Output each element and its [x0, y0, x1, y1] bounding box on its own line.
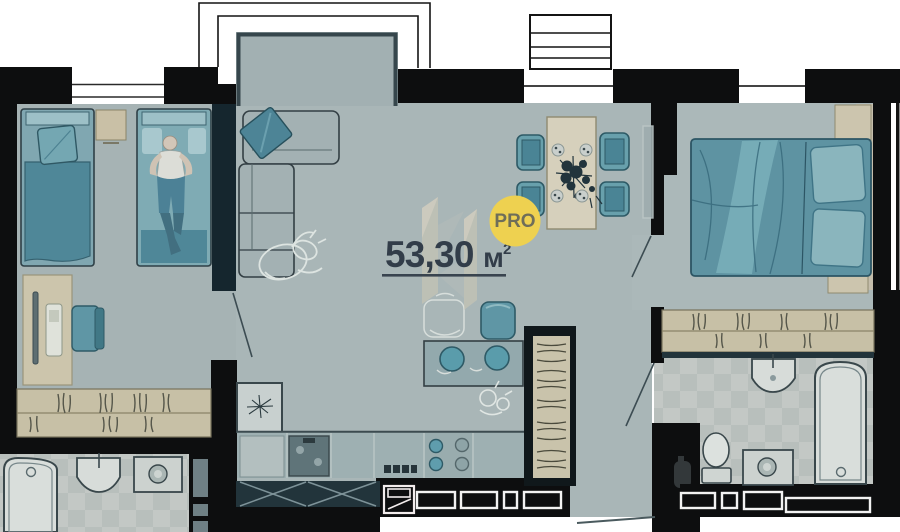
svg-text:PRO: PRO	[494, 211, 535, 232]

--

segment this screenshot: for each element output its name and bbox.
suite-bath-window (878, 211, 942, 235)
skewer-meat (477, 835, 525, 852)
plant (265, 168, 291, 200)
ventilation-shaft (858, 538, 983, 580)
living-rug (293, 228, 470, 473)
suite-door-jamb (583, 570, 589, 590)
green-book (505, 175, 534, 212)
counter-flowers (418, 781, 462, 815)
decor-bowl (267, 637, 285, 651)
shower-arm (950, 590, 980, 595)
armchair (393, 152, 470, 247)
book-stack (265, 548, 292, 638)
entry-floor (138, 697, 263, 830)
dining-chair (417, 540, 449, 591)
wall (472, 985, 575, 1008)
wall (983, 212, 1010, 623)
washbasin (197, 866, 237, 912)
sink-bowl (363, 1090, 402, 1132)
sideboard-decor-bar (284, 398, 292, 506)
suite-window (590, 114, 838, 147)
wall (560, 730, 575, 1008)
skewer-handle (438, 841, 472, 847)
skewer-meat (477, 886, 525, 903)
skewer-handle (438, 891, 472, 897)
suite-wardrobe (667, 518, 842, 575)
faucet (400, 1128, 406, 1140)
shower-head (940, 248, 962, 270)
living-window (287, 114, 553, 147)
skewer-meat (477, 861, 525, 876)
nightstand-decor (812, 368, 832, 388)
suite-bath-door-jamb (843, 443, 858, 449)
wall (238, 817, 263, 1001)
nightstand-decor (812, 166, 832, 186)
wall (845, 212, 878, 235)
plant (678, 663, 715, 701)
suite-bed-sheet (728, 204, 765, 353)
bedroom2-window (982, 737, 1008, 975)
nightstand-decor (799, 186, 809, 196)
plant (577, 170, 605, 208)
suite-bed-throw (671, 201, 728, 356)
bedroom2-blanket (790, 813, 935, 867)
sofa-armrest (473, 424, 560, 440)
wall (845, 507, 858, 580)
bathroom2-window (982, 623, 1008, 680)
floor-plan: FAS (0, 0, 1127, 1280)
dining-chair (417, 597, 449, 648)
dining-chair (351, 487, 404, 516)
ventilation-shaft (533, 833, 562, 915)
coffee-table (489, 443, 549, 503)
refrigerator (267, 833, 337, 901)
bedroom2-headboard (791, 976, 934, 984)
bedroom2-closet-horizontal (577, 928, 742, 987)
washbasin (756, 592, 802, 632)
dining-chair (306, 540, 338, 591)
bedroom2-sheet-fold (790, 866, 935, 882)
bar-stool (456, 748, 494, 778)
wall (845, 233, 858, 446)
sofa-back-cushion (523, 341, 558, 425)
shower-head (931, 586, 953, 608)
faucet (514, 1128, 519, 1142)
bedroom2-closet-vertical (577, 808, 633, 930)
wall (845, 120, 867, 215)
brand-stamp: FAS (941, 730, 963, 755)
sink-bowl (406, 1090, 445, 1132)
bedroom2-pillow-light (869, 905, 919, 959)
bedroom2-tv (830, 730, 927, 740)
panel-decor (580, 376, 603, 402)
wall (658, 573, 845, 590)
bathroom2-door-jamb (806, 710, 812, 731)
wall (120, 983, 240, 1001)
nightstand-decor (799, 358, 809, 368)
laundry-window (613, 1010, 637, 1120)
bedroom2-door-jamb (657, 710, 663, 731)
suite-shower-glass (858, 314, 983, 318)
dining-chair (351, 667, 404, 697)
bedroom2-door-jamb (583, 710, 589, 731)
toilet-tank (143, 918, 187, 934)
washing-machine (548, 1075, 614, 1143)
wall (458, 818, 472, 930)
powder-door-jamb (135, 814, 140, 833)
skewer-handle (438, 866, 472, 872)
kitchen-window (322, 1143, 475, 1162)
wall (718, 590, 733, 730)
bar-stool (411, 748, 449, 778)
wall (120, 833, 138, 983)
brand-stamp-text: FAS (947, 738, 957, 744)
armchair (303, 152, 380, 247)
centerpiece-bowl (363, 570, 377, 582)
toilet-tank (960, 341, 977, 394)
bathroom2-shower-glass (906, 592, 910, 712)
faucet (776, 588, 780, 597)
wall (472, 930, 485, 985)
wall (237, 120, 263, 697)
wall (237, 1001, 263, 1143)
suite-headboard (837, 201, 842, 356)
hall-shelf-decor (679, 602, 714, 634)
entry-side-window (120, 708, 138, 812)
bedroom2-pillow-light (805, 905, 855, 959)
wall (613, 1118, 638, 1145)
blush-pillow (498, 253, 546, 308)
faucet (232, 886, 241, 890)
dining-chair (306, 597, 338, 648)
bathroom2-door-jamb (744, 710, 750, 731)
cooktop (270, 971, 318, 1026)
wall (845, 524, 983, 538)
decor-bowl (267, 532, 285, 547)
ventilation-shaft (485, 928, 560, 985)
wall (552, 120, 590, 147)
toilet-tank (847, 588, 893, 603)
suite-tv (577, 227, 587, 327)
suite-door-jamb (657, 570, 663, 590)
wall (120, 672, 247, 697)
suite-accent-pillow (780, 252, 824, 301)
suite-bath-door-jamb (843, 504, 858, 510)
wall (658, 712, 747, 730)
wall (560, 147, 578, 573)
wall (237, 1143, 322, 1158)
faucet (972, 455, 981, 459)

* * *

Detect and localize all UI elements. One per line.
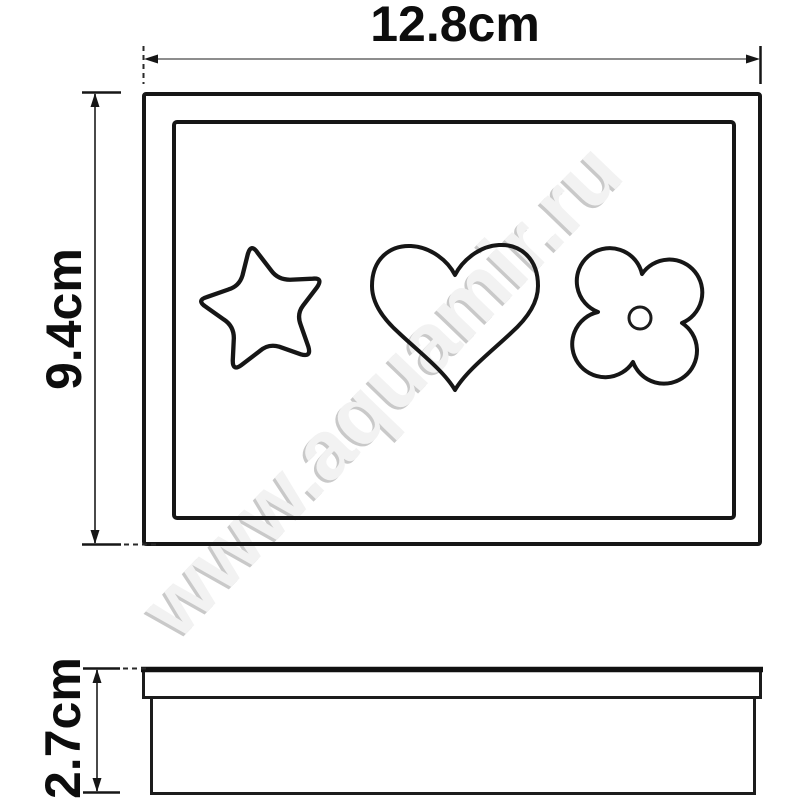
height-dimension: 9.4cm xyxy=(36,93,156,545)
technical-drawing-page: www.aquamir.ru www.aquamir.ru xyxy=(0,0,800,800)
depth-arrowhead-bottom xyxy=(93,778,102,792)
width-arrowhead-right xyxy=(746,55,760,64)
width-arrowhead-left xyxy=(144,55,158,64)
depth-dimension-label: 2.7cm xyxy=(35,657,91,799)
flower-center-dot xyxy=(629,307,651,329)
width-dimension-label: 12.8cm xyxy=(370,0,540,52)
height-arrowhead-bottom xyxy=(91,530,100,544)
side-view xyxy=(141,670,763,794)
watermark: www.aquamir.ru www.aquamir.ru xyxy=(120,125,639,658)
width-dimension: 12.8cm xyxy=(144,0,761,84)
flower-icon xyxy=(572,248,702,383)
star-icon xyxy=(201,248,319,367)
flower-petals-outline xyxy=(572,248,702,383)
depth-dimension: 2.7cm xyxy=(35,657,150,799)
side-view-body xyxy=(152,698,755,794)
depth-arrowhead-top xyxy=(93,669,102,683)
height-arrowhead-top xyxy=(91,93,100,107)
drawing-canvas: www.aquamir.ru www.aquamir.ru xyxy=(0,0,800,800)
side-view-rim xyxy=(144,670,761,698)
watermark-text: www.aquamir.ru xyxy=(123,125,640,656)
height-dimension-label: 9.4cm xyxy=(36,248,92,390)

WHAT YOU NEED TO DO: Which lines in the records above contain the string "jamb"? Pull out each of them in full.

SOLUTION TO THIS TASK:
suite-door-jamb (583, 570, 589, 590)
suite-bath-door-jamb (843, 443, 858, 449)
bathroom2-door-jamb (806, 710, 812, 731)
bedroom2-door-jamb (657, 710, 663, 731)
bedroom2-door-jamb (583, 710, 589, 731)
powder-door-jamb (135, 814, 140, 833)
bathroom2-door-jamb (744, 710, 750, 731)
suite-door-jamb (657, 570, 663, 590)
suite-bath-door-jamb (843, 504, 858, 510)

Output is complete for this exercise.